Filter the data for lines with the word "Presidential", then copy every line so identified.

——

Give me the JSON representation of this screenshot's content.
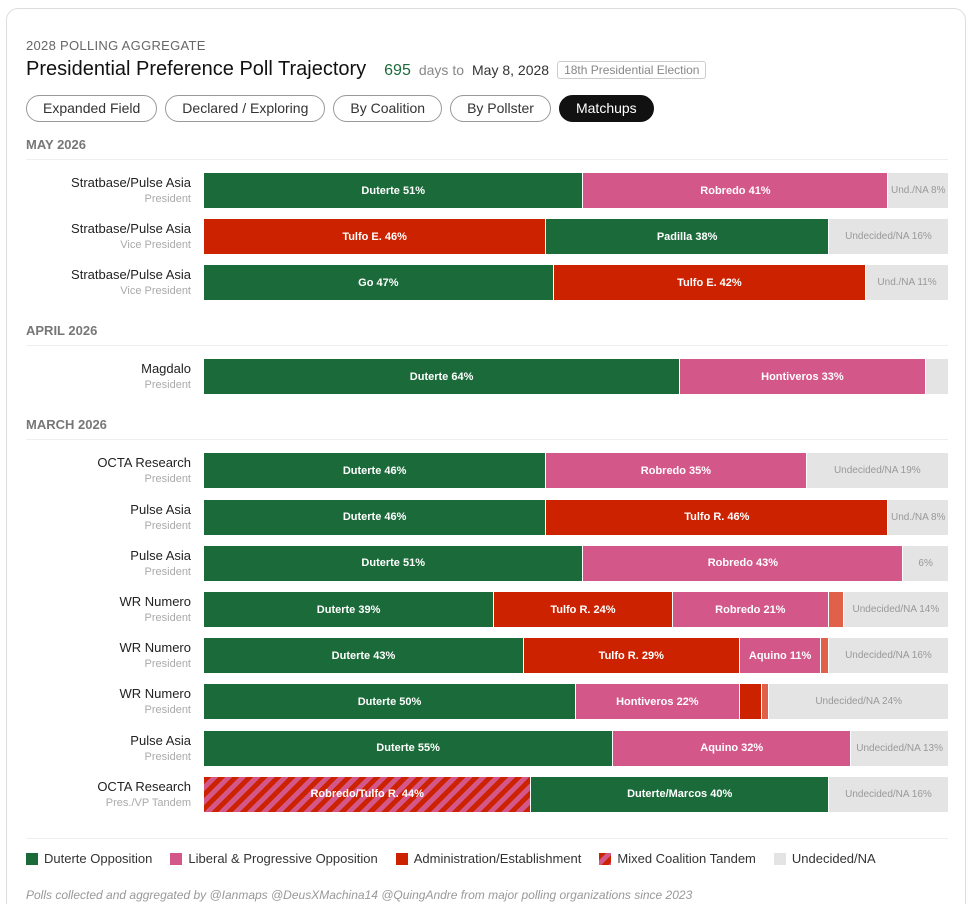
{
  "header": {
    "kicker": "2028 POLLING AGGREGATE",
    "title": "Presidential Preference Poll Trajectory",
    "countdown": "695",
    "countdown_label": "days to",
    "date": "May 8, 2028",
    "badge": "18th Presidential Election"
  },
  "tabs": {
    "items": [
      "Expanded Field",
      "Declared / Exploring",
      "By Coalition",
      "By Pollster",
      "Matchups"
    ],
    "active": 4
  },
  "groups": [
    {
      "label": "MAY 2026",
      "polls": [
        {
          "pollster": "Stratbase/Pulse Asia",
          "office": "President",
          "segments": [
            {
              "label": "Duterte 51%",
              "value": 51,
              "color": "#1b6b3a"
            },
            {
              "label": "Robredo 41%",
              "value": 41,
              "color": "#d4578a"
            },
            {
              "label": "Und./NA 8%",
              "value": 8,
              "color": "#e4e4e4"
            }
          ]
        },
        {
          "pollster": "Stratbase/Pulse Asia",
          "office": "Vice President",
          "segments": [
            {
              "label": "Tulfo E. 46%",
              "value": 46,
              "color": "#cc2200"
            },
            {
              "label": "Padilla 38%",
              "value": 38,
              "color": "#1b6b3a"
            },
            {
              "label": "Undecided/NA 16%",
              "value": 16,
              "color": "#e4e4e4"
            }
          ]
        },
        {
          "pollster": "Stratbase/Pulse Asia",
          "office": "Vice President",
          "segments": [
            {
              "label": "Go 47%",
              "value": 47,
              "color": "#1b6b3a"
            },
            {
              "label": "Tulfo E. 42%",
              "value": 42,
              "color": "#cc2200"
            },
            {
              "label": "Und./NA 11%",
              "value": 11,
              "color": "#e4e4e4"
            }
          ]
        }
      ]
    },
    {
      "label": "APRIL 2026",
      "polls": [
        {
          "pollster": "Magdalo",
          "office": "President",
          "segments": [
            {
              "label": "Duterte 64%",
              "value": 64,
              "color": "#1b6b3a"
            },
            {
              "label": "Hontiveros 33%",
              "value": 33,
              "color": "#d4578a"
            },
            {
              "value": 3,
              "color": "#e4e4e4"
            }
          ]
        }
      ]
    },
    {
      "label": "MARCH 2026",
      "polls": [
        {
          "pollster": "OCTA Research",
          "office": "President",
          "segments": [
            {
              "label": "Duterte 46%",
              "value": 46,
              "color": "#1b6b3a"
            },
            {
              "label": "Robredo 35%",
              "value": 35,
              "color": "#d4578a"
            },
            {
              "label": "Undecided/NA 19%",
              "value": 19,
              "color": "#e4e4e4"
            }
          ]
        },
        {
          "pollster": "Pulse Asia",
          "office": "President",
          "segments": [
            {
              "label": "Duterte 46%",
              "value": 46,
              "color": "#1b6b3a"
            },
            {
              "label": "Tulfo R. 46%",
              "value": 46,
              "color": "#cc2200"
            },
            {
              "label": "Und./NA 8%",
              "value": 8,
              "color": "#e4e4e4"
            }
          ]
        },
        {
          "pollster": "Pulse Asia",
          "office": "President",
          "segments": [
            {
              "label": "Duterte 51%",
              "value": 51,
              "color": "#1b6b3a"
            },
            {
              "label": "Robredo 43%",
              "value": 43,
              "color": "#d4578a"
            },
            {
              "label": "6%",
              "value": 6,
              "color": "#e4e4e4"
            }
          ]
        },
        {
          "pollster": "WR Numero",
          "office": "President",
          "segments": [
            {
              "label": "Duterte 39%",
              "value": 39,
              "color": "#1b6b3a"
            },
            {
              "label": "Tulfo R. 24%",
              "value": 24,
              "color": "#cc2200"
            },
            {
              "label": "Robredo 21%",
              "value": 21,
              "color": "#d4578a"
            },
            {
              "value": 2,
              "color": "#e0604a"
            },
            {
              "label": "Undecided/NA 14%",
              "value": 14,
              "color": "#e4e4e4"
            }
          ]
        },
        {
          "pollster": "WR Numero",
          "office": "President",
          "segments": [
            {
              "label": "Duterte 43%",
              "value": 43,
              "color": "#1b6b3a"
            },
            {
              "label": "Tulfo R. 29%",
              "value": 29,
              "color": "#cc2200"
            },
            {
              "label": "Aquino 11%",
              "value": 11,
              "color": "#d4578a"
            },
            {
              "value": 1,
              "color": "#e0604a"
            },
            {
              "label": "Undecided/NA 16%",
              "value": 16,
              "color": "#e4e4e4"
            }
          ]
        },
        {
          "pollster": "WR Numero",
          "office": "President",
          "segments": [
            {
              "label": "Duterte 50%",
              "value": 50,
              "color": "#1b6b3a"
            },
            {
              "label": "Hontiveros 22%",
              "value": 22,
              "color": "#d4578a"
            },
            {
              "value": 3,
              "color": "#cc2200"
            },
            {
              "value": 1,
              "color": "#e0604a"
            },
            {
              "label": "Undecided/NA 24%",
              "value": 24,
              "color": "#e4e4e4"
            }
          ]
        },
        {
          "pollster": "Pulse Asia",
          "office": "President",
          "segments": [
            {
              "label": "Duterte 55%",
              "value": 55,
              "color": "#1b6b3a"
            },
            {
              "label": "Aquino 32%",
              "value": 32,
              "color": "#d4578a"
            },
            {
              "label": "Undecided/NA 13%",
              "value": 13,
              "color": "#e4e4e4"
            }
          ]
        },
        {
          "pollster": "OCTA Research",
          "office": "Pres./VP Tandem",
          "segments": [
            {
              "label": "Robredo/Tulfo R. 44%",
              "value": 44,
              "colors": [
                "#cc2200",
                "#d4578a"
              ]
            },
            {
              "label": "Duterte/Marcos 40%",
              "value": 40,
              "color": "#1b6b3a"
            },
            {
              "label": "Undecided/NA 16%",
              "value": 16,
              "color": "#e4e4e4"
            }
          ]
        }
      ]
    }
  ],
  "legend": [
    {
      "label": "Duterte Opposition",
      "color": "#1b6b3a"
    },
    {
      "label": "Liberal & Progressive Opposition",
      "color": "#d4578a"
    },
    {
      "label": "Administration/Establishment",
      "color": "#cc2200"
    },
    {
      "label": "Mixed Coalition Tandem",
      "colors": [
        "#cc2200",
        "#d4578a"
      ]
    },
    {
      "label": "Undecided/NA",
      "color": "#e4e4e4"
    }
  ],
  "footer": "Polls collected and aggregated by @Ianmaps @DeusXMachina14 @QuingAndre from major polling organizations since 2023"
}
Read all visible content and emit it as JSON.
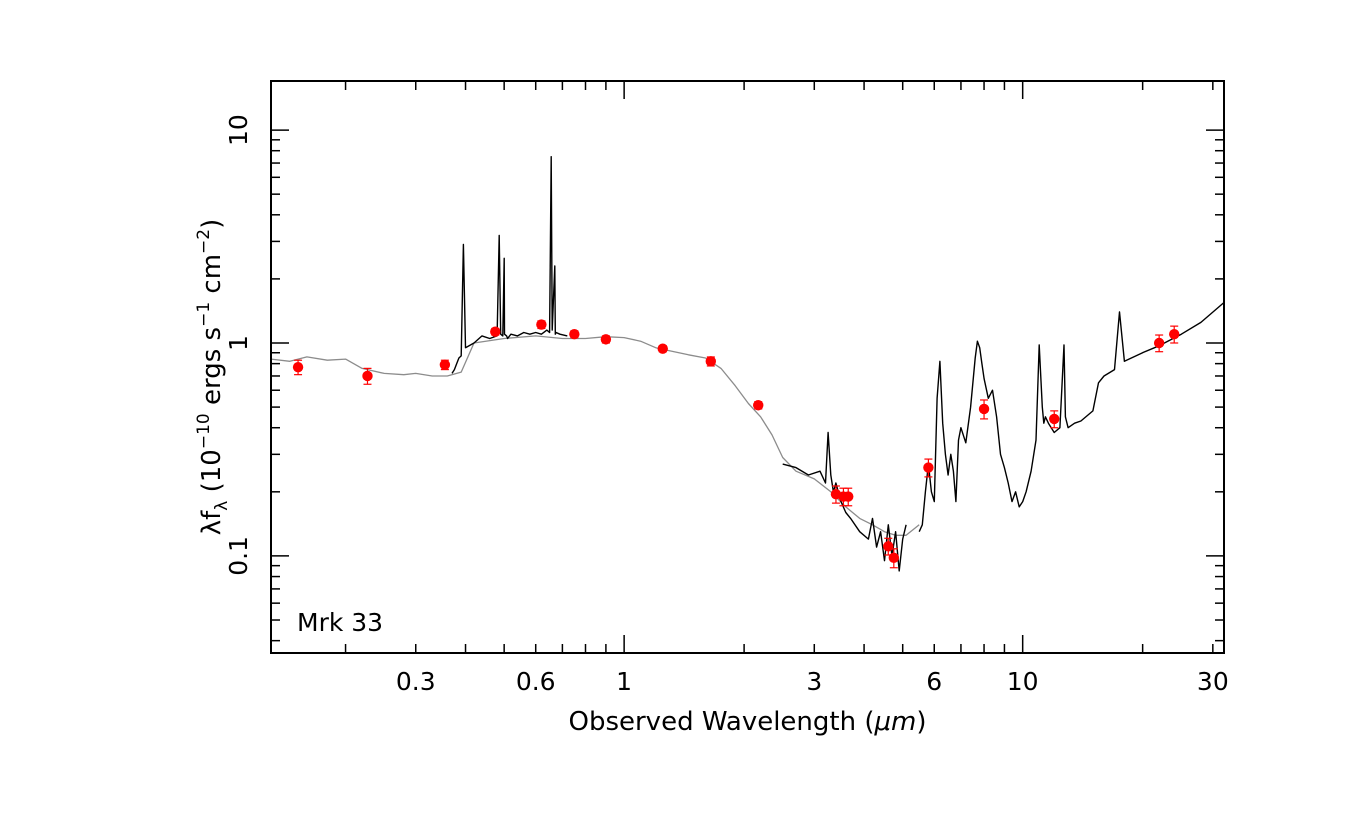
{
  "chart_data": {
    "type": "line",
    "x_scale": "log",
    "y_scale": "log",
    "xlim": [
      0.13,
      32
    ],
    "ylim": [
      0.035,
      17
    ],
    "xlabel": {
      "prefix": "Observed Wavelength (",
      "unit": "μm",
      "suffix": ")"
    },
    "ylabel": {
      "lambda": "λ",
      "f": "f",
      "sub": "λ",
      "open": " (10",
      "exp1": "−10",
      "mid": " ergs s",
      "exp2": "−1",
      "mid2": " cm",
      "exp3": "−2",
      "close": ")"
    },
    "x_ticks": [
      "0.3",
      "0.6",
      "1",
      "3",
      "6",
      "10",
      "30"
    ],
    "x_tick_values": [
      0.3,
      0.6,
      1,
      3,
      6,
      10,
      30
    ],
    "y_ticks": [
      "0.1",
      "1",
      "10"
    ],
    "y_tick_values": [
      0.1,
      1,
      10
    ],
    "annotation": "Mrk 33",
    "colors": {
      "model": "#8c8c8c",
      "spectrum": "#000000",
      "photometry": "#ff0000"
    },
    "series": [
      {
        "style": "model",
        "x": [
          0.13,
          0.145,
          0.16,
          0.18,
          0.2,
          0.22,
          0.25,
          0.28,
          0.3,
          0.33,
          0.36,
          0.39,
          0.42,
          0.5,
          0.6,
          0.7,
          0.8,
          0.9,
          1.0,
          1.1,
          1.2,
          1.3,
          1.45,
          1.6,
          1.75,
          1.9,
          2.05,
          2.2,
          2.35,
          2.5,
          2.7,
          3.0,
          3.3,
          3.6,
          3.9,
          4.2,
          4.5,
          4.8,
          5.1,
          5.5
        ],
        "y": [
          0.84,
          0.82,
          0.86,
          0.83,
          0.84,
          0.76,
          0.72,
          0.71,
          0.72,
          0.7,
          0.7,
          0.73,
          1.0,
          1.05,
          1.08,
          1.05,
          1.05,
          1.07,
          1.06,
          1.02,
          0.95,
          0.92,
          0.88,
          0.85,
          0.76,
          0.63,
          0.52,
          0.45,
          0.37,
          0.29,
          0.25,
          0.23,
          0.2,
          0.17,
          0.15,
          0.14,
          0.13,
          0.125,
          0.125,
          0.14
        ]
      },
      {
        "style": "spectrum",
        "x": [
          0.37,
          0.375,
          0.38,
          0.385,
          0.39,
          0.395,
          0.4,
          0.42,
          0.44,
          0.46,
          0.48,
          0.486,
          0.49,
          0.496,
          0.5,
          0.501,
          0.507,
          0.51,
          0.52,
          0.54,
          0.56,
          0.58,
          0.6,
          0.62,
          0.64,
          0.65,
          0.656,
          0.66,
          0.67,
          0.672,
          0.675,
          0.69,
          0.72
        ],
        "y": [
          0.72,
          0.75,
          0.8,
          0.85,
          0.87,
          2.9,
          0.95,
          1.0,
          1.08,
          1.05,
          1.08,
          3.2,
          1.1,
          1.08,
          2.5,
          1.1,
          1.08,
          1.05,
          1.1,
          1.08,
          1.12,
          1.1,
          1.12,
          1.1,
          1.15,
          1.12,
          7.5,
          1.15,
          2.3,
          1.1,
          1.12,
          1.1,
          1.08
        ]
      },
      {
        "style": "spectrum",
        "x": [
          2.5,
          2.7,
          2.9,
          3.1,
          3.2,
          3.25,
          3.3,
          3.35,
          3.4,
          3.5,
          3.6,
          3.7,
          3.9,
          4.1,
          4.2,
          4.3,
          4.4,
          4.5,
          4.6,
          4.7,
          4.8,
          4.9,
          5.0,
          5.1
        ],
        "y": [
          0.27,
          0.26,
          0.24,
          0.25,
          0.22,
          0.38,
          0.24,
          0.2,
          0.22,
          0.18,
          0.16,
          0.15,
          0.13,
          0.12,
          0.15,
          0.11,
          0.13,
          0.095,
          0.14,
          0.1,
          0.13,
          0.085,
          0.12,
          0.14
        ]
      },
      {
        "style": "spectrum",
        "x": [
          5.5,
          5.6,
          5.7,
          5.8,
          5.9,
          6.0,
          6.1,
          6.2,
          6.3,
          6.4,
          6.5,
          6.6,
          6.7,
          6.8,
          6.9,
          7.0,
          7.2,
          7.4,
          7.6,
          7.7,
          7.8,
          7.9,
          8.0,
          8.2,
          8.4,
          8.6,
          8.8,
          9.0,
          9.2,
          9.4,
          9.6,
          9.8,
          10.0,
          10.2,
          10.5,
          10.8,
          11.0,
          11.2,
          11.3,
          11.4,
          11.6,
          12.0,
          12.4,
          12.7,
          12.8,
          13.0,
          13.5,
          14.0,
          15.0,
          15.5,
          16.0,
          17.0,
          17.5,
          18.0,
          20.0,
          22.0,
          25.0,
          28.0,
          32.0
        ],
        "y": [
          0.13,
          0.14,
          0.2,
          0.27,
          0.2,
          0.18,
          0.55,
          0.82,
          0.42,
          0.3,
          0.24,
          0.3,
          0.25,
          0.18,
          0.35,
          0.4,
          0.34,
          0.5,
          0.85,
          1.02,
          0.95,
          0.8,
          0.68,
          0.55,
          0.6,
          0.45,
          0.3,
          0.26,
          0.22,
          0.18,
          0.2,
          0.17,
          0.18,
          0.2,
          0.25,
          0.35,
          0.98,
          0.5,
          0.42,
          0.45,
          0.42,
          0.38,
          0.4,
          0.98,
          0.45,
          0.4,
          0.42,
          0.43,
          0.48,
          0.65,
          0.7,
          0.75,
          1.4,
          0.82,
          0.9,
          0.97,
          1.1,
          1.25,
          1.55
        ]
      }
    ],
    "photometry": {
      "x": [
        0.152,
        0.227,
        0.355,
        0.475,
        0.62,
        0.75,
        0.9,
        1.25,
        1.65,
        2.17,
        3.4,
        3.55,
        3.65,
        4.6,
        4.75,
        5.8,
        8.0,
        12.0,
        22.0,
        24.0
      ],
      "y": [
        0.77,
        0.7,
        0.79,
        1.13,
        1.22,
        1.1,
        1.04,
        0.94,
        0.82,
        0.51,
        0.195,
        0.19,
        0.19,
        0.111,
        0.098,
        0.26,
        0.49,
        0.44,
        1.0,
        1.1
      ],
      "err": [
        0.06,
        0.06,
        0.04,
        0.04,
        0.05,
        0.04,
        0.04,
        0.03,
        0.04,
        0.02,
        0.018,
        0.018,
        0.018,
        0.01,
        0.01,
        0.025,
        0.05,
        0.04,
        0.09,
        0.1
      ]
    }
  }
}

——

§ **Problem solution**:
    "title": "Presidential Preference Poll Trajectory",
    "badge": "18th Presidential Election"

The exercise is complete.